* **WHAT YOU NEED TO DO**
Would you output the whole listing below, exactly as it reads?

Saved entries

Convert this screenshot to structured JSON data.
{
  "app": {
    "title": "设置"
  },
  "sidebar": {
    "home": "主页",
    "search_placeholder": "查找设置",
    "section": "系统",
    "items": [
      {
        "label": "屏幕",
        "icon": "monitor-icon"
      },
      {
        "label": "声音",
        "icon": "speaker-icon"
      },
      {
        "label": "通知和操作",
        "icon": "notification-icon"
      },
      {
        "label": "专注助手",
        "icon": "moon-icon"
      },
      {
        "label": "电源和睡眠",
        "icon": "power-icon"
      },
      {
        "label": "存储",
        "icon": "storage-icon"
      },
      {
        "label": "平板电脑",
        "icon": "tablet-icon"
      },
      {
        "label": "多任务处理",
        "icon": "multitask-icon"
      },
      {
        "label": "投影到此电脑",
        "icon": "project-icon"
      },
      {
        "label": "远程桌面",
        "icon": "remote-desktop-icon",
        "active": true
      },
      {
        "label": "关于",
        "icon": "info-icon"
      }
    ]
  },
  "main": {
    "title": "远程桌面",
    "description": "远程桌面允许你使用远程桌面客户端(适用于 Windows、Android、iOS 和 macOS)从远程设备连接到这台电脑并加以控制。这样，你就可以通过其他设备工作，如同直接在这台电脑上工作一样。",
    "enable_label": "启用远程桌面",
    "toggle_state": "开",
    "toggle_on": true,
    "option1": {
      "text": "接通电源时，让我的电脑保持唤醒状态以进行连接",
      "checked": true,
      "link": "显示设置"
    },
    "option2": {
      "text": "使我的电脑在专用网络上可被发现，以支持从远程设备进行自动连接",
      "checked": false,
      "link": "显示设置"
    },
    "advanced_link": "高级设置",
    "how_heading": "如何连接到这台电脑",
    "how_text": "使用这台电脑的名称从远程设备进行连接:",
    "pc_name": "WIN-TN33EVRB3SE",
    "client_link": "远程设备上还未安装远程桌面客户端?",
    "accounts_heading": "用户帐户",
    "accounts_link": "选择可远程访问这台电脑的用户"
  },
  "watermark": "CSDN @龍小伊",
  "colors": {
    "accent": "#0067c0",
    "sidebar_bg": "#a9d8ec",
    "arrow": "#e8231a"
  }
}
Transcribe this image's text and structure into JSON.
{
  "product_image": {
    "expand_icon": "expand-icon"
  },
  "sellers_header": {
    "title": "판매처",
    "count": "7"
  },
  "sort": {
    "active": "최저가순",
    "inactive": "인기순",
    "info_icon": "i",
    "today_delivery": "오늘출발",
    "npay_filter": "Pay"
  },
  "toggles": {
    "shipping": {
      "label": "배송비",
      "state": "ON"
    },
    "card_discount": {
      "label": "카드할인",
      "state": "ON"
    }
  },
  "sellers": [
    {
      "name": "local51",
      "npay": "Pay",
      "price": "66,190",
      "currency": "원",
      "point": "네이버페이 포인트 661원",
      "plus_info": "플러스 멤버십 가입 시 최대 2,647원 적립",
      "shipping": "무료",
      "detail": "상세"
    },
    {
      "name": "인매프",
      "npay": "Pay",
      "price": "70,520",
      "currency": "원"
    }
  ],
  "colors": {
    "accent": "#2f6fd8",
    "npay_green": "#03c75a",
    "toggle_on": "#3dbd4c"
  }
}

* **TASK RESULT**
Convert this screenshot to structured JSON data.
{
  "app": {
    "title": "设置"
  },
  "sidebar": {
    "home": "主页",
    "search_placeholder": "查找设置",
    "section": "系统",
    "items": [
      {
        "label": "屏幕",
        "icon": "monitor-icon"
      },
      {
        "label": "声音",
        "icon": "speaker-icon"
      },
      {
        "label": "通知和操作",
        "icon": "notification-icon"
      },
      {
        "label": "专注助手",
        "icon": "moon-icon"
      },
      {
        "label": "电源和睡眠",
        "icon": "power-icon"
      },
      {
        "label": "存储",
        "icon": "storage-icon"
      },
      {
        "label": "平板电脑",
        "icon": "tablet-icon"
      },
      {
        "label": "多任务处理",
        "icon": "multitask-icon"
      },
      {
        "label": "投影到此电脑",
        "icon": "project-icon"
      },
      {
        "label": "远程桌面",
        "icon": "remote-desktop-icon",
        "active": true
      },
      {
        "label": "关于",
        "icon": "info-icon"
      }
    ]
  },
  "main": {
    "title": "远程桌面",
    "description": "远程桌面允许你使用远程桌面客户端(适用于 Windows、Android、iOS 和 macOS)从远程设备连接到这台电脑并加以控制。这样，你就可以通过其他设备工作，如同直接在这台电脑上工作一样。",
    "enable_label": "启用远程桌面",
    "toggle_state": "开",
    "toggle_on": true,
    "option1": {
      "text": "接通电源时，让我的电脑保持唤醒状态以进行连接",
      "checked": true,
      "link": "显示设置"
    },
    "option2": {
      "text": "使我的电脑在专用网络上可被发现，以支持从远程设备进行自动连接",
      "checked": false,
      "link": "显示设置"
    },
    "advanced_link": "高级设置",
    "how_heading": "如何连接到这台电脑",
    "how_text": "使用这台电脑的名称从远程设备进行连接:",
    "pc_name": "WIN-TN33EVRB3SE",
    "client_link": "远程设备上还未安装远程桌面客户端?",
    "accounts_heading": "用户帐户",
    "accounts_link": "选择可远程访问这台电脑的用户"
  },
  "watermark": "CSDN @龍小伊",
  "colors": {
    "accent": "#0067c0",
    "sidebar_bg": "#a9d8ec",
    "arrow": "#e8231a"
  }
}
Transcribe this image's text and structure into JSON.
{
  "product_image": {
    "expand_icon": "expand-icon"
  },
  "sellers_header": {
    "title": "판매처",
    "count": "7"
  },
  "sort": {
    "active": "최저가순",
    "inactive": "인기순",
    "info_icon": "i",
    "today_delivery": "오늘출발",
    "npay_filter": "Pay"
  },
  "toggles": {
    "shipping": {
      "label": "배송비",
      "state": "ON"
    },
    "card_discount": {
      "label": "카드할인",
      "state": "ON"
    }
  },
  "sellers": [
    {
      "name": "local51",
      "npay": "Pay",
      "price": "66,190",
      "currency": "원",
      "point": "네이버페이 포인트 661원",
      "plus_info": "플러스 멤버십 가입 시 최대 2,647원 적립",
      "shipping": "무료",
      "detail": "상세"
    },
    {
      "name": "인매프",
      "npay": "Pay",
      "price": "70,520",
      "currency": "원"
    }
  ],
  "colors": {
    "accent": "#2f6fd8",
    "npay_green": "#03c75a",
    "toggle_on": "#3dbd4c"
  }
}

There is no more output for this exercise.